STATED EXERCISE: Please extract every line of the items below that contains the string "bullet", with case counting.

DATA:

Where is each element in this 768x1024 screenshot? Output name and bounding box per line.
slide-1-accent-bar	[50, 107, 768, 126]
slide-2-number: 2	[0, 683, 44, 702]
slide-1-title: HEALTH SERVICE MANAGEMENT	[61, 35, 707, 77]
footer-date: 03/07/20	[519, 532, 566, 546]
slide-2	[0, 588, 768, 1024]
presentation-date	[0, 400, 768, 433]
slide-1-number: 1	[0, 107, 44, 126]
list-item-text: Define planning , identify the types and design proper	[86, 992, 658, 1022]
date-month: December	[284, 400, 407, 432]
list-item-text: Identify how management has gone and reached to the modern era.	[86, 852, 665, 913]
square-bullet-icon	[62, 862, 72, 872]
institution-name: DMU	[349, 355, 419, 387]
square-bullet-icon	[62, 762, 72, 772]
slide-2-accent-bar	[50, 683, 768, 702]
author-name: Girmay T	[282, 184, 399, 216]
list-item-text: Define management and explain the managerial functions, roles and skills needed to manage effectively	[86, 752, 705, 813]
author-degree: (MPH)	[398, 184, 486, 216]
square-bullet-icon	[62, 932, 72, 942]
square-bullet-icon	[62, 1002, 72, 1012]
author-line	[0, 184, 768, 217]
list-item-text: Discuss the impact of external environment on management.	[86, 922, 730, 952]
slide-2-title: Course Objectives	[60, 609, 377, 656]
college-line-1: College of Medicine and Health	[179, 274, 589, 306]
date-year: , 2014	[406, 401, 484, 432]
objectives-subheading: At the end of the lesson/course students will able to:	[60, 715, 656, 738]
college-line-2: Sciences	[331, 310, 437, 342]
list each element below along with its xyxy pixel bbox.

ANSWER TO THIS TASK:
square-bullet-icon	[62, 862, 72, 872]
square-bullet-icon	[62, 762, 72, 772]
square-bullet-icon	[62, 932, 72, 942]
square-bullet-icon	[62, 1002, 72, 1012]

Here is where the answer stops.